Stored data
--- Begin ---
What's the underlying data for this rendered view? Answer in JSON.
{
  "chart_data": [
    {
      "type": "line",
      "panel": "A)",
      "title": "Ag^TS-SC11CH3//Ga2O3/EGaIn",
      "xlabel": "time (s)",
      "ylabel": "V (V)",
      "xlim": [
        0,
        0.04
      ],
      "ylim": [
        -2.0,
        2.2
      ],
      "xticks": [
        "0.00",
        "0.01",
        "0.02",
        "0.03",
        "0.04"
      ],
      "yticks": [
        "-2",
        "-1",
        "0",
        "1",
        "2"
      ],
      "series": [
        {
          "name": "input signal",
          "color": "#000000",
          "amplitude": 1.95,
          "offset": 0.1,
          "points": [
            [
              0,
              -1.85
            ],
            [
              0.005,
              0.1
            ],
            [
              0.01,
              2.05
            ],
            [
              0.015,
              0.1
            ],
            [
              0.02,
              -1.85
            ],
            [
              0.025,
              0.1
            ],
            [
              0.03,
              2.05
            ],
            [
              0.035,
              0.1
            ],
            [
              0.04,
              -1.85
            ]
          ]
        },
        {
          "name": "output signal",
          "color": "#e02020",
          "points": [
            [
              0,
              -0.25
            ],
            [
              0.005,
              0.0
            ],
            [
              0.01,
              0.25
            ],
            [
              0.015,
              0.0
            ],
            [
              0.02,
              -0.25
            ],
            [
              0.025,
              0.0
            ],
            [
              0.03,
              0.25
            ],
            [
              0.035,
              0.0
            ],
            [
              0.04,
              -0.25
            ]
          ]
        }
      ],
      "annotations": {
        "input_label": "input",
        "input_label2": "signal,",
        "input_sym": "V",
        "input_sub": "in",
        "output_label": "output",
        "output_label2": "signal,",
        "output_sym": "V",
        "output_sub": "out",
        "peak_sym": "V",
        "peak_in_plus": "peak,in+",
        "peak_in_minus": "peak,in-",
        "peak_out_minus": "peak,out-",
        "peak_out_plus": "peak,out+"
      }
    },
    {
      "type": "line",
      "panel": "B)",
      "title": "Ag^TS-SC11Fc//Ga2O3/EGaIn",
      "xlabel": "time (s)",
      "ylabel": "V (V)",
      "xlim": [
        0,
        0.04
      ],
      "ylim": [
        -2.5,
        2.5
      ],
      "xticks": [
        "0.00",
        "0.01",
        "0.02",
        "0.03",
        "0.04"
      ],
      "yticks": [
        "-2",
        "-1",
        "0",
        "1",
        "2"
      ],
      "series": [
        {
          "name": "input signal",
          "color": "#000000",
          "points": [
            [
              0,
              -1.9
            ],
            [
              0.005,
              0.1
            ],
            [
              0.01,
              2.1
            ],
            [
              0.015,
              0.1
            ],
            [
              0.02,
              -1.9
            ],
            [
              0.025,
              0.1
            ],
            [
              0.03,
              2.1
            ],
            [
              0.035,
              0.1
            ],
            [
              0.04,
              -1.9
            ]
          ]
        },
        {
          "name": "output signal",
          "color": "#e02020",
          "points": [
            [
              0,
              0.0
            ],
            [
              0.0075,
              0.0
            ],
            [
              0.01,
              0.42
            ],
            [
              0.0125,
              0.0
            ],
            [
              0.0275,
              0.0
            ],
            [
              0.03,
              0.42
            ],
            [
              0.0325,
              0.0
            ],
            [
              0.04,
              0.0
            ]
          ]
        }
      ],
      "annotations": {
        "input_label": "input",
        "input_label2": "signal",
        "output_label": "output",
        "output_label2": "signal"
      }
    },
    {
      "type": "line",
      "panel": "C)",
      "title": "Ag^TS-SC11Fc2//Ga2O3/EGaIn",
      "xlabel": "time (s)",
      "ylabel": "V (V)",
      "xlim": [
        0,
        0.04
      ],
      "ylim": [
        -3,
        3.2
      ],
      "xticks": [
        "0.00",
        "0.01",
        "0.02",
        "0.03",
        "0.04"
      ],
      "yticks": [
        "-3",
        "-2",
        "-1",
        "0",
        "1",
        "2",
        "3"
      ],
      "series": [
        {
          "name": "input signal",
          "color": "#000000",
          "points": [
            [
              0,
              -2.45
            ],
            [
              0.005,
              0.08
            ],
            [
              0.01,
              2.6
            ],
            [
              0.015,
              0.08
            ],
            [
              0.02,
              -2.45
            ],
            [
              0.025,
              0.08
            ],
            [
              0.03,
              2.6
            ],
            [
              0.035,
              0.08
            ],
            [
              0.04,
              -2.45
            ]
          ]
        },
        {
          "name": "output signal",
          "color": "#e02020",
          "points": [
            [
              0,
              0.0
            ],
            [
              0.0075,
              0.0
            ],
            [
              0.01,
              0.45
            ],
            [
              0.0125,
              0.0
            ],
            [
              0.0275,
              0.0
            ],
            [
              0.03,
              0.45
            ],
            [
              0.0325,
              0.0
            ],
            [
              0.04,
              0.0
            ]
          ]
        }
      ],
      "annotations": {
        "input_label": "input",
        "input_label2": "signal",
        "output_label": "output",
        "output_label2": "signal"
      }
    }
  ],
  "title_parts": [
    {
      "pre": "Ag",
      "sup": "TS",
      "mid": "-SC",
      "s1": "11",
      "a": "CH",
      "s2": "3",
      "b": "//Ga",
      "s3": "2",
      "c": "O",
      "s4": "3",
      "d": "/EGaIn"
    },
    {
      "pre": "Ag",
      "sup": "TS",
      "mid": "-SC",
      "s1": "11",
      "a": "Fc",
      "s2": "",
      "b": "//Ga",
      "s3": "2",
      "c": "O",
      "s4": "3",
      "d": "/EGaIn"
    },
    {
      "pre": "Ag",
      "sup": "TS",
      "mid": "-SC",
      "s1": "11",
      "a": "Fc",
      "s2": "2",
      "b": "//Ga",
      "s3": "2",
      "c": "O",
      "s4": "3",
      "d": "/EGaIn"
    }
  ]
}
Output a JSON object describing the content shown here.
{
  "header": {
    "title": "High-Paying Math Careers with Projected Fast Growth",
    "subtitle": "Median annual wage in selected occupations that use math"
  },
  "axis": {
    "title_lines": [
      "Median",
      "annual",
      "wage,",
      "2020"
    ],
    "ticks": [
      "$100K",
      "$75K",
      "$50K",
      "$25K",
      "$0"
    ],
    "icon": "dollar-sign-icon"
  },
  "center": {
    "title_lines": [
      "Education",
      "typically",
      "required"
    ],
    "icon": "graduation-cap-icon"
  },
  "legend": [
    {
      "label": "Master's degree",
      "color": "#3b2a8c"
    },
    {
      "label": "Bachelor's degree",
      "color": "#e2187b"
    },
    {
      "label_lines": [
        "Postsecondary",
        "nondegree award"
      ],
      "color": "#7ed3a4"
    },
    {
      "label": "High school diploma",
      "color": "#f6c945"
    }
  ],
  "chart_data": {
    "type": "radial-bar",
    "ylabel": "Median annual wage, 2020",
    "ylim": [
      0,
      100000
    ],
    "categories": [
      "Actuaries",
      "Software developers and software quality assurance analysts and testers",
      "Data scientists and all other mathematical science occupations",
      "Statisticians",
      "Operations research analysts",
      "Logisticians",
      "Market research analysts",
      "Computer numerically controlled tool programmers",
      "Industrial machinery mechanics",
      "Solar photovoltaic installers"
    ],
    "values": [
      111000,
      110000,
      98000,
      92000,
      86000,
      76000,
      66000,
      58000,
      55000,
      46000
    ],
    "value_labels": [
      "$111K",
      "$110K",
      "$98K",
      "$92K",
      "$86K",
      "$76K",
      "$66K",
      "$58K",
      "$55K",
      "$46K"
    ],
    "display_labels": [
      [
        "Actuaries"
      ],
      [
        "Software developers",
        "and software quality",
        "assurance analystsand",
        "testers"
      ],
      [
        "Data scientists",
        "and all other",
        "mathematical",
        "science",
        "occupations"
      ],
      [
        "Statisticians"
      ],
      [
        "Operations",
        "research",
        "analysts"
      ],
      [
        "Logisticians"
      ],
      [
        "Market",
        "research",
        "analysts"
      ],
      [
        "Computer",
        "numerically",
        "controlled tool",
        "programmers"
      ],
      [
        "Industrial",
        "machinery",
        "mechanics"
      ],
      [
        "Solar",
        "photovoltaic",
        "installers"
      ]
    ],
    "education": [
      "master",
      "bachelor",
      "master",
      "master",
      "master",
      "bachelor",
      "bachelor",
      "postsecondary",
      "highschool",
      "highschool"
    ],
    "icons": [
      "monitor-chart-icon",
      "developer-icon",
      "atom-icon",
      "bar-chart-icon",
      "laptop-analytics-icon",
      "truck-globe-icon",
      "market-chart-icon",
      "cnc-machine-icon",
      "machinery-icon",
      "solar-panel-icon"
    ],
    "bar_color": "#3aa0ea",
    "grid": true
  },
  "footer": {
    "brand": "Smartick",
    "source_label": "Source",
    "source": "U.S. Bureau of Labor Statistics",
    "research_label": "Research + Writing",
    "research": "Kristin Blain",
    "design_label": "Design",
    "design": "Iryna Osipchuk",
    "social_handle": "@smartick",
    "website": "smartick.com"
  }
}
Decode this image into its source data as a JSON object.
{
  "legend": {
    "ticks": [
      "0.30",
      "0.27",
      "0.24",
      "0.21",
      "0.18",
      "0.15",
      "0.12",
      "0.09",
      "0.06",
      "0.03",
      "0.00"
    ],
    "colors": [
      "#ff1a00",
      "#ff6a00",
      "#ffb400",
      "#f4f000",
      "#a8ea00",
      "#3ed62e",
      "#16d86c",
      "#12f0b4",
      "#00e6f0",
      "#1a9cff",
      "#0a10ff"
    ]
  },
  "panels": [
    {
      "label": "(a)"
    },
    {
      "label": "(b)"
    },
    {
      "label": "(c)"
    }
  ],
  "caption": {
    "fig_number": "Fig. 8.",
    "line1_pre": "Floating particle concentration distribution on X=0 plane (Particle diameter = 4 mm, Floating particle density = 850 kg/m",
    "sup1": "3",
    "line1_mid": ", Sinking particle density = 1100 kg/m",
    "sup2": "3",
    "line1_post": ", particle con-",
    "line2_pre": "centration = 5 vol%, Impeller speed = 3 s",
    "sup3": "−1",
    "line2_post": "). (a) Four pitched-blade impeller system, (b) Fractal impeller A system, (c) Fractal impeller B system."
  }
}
--- End ---
* Objective *
In the entries above, find the line containing "Decode this image". Set down that line and every line after it through the last one, exactly and alone.

* Response *
Decode this image into its source data as a JSON object.
{
  "legend": {
    "ticks": [
      "0.30",
      "0.27",
      "0.24",
      "0.21",
      "0.18",
      "0.15",
      "0.12",
      "0.09",
      "0.06",
      "0.03",
      "0.00"
    ],
    "colors": [
      "#ff1a00",
      "#ff6a00",
      "#ffb400",
      "#f4f000",
      "#a8ea00",
      "#3ed62e",
      "#16d86c",
      "#12f0b4",
      "#00e6f0",
      "#1a9cff",
      "#0a10ff"
    ]
  },
  "panels": [
    {
      "label": "(a)"
    },
    {
      "label": "(b)"
    },
    {
      "label": "(c)"
    }
  ],
  "caption": {
    "fig_number": "Fig. 8.",
    "line1_pre": "Floating particle concentration distribution on X=0 plane (Particle diameter = 4 mm, Floating particle density = 850 kg/m",
    "sup1": "3",
    "line1_mid": ", Sinking particle density = 1100 kg/m",
    "sup2": "3",
    "line1_post": ", particle con-",
    "line2_pre": "centration = 5 vol%, Impeller speed = 3 s",
    "sup3": "−1",
    "line2_post": "). (a) Four pitched-blade impeller system, (b) Fractal impeller A system, (c) Fractal impeller B system."
  }
}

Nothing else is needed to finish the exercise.